AVAILABLE DATA:
◆ ◆ ◆ ◆ ◆ ◆ ◆
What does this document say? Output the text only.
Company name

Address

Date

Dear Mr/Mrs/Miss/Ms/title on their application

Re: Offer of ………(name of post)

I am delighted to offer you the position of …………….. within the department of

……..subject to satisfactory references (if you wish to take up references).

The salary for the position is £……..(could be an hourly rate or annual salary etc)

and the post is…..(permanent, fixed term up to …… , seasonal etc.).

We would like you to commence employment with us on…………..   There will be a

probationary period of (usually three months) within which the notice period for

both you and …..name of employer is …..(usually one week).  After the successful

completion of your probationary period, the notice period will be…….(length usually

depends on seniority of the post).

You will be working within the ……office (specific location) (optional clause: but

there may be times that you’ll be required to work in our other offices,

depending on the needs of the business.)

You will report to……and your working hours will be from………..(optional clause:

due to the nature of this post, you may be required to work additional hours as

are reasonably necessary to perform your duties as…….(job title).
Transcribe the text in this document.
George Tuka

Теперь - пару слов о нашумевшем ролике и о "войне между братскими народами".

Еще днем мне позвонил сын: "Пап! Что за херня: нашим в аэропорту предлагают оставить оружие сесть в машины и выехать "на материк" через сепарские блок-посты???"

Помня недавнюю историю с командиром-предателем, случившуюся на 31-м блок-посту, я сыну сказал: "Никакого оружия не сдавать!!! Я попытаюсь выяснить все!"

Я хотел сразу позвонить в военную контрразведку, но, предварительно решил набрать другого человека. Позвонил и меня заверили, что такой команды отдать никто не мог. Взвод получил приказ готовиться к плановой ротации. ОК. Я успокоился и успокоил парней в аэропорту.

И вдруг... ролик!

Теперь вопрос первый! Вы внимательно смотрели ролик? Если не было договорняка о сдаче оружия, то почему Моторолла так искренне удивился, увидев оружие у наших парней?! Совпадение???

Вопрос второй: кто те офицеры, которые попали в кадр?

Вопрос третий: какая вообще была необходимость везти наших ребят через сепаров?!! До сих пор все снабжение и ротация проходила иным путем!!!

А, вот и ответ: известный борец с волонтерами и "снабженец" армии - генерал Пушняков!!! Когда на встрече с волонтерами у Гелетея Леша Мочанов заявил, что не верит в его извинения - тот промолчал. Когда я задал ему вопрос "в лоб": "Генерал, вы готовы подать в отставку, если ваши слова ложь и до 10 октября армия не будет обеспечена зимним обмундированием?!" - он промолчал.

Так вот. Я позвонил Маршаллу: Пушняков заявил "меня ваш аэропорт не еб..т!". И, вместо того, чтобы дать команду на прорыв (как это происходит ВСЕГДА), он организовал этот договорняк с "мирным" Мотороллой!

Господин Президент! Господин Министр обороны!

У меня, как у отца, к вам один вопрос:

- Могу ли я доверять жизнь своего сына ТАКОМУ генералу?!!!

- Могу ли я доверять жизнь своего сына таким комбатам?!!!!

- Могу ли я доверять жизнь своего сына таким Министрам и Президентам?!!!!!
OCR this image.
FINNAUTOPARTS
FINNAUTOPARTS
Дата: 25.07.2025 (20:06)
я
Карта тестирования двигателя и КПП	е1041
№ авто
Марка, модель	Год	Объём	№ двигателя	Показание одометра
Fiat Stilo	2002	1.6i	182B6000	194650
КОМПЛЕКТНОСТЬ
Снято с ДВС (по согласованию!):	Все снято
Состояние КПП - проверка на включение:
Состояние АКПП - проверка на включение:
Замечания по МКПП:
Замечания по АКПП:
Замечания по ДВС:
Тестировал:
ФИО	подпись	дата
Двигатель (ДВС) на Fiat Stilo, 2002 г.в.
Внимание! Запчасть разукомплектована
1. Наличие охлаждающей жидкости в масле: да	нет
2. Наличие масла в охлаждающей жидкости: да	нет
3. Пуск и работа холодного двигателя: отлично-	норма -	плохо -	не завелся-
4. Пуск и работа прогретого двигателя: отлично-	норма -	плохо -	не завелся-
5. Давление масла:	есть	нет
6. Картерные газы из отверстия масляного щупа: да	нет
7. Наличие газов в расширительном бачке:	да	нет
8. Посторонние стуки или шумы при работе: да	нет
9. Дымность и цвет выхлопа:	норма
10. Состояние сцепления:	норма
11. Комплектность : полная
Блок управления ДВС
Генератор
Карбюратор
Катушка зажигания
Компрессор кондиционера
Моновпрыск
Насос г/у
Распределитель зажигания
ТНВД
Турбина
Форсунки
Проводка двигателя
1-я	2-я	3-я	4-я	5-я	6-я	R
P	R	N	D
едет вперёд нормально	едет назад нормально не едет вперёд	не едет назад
◆ ◆ ◆ ◆ ◆ ◆ ◆
WRITTEN TASK: Find every line in the records above that holds the word "probationary", and copy each one.

WRITTEN ANSWER:
probationary period of (usually three months) within which the notice period for
completion of your probationary period, the notice period will be…….(length usually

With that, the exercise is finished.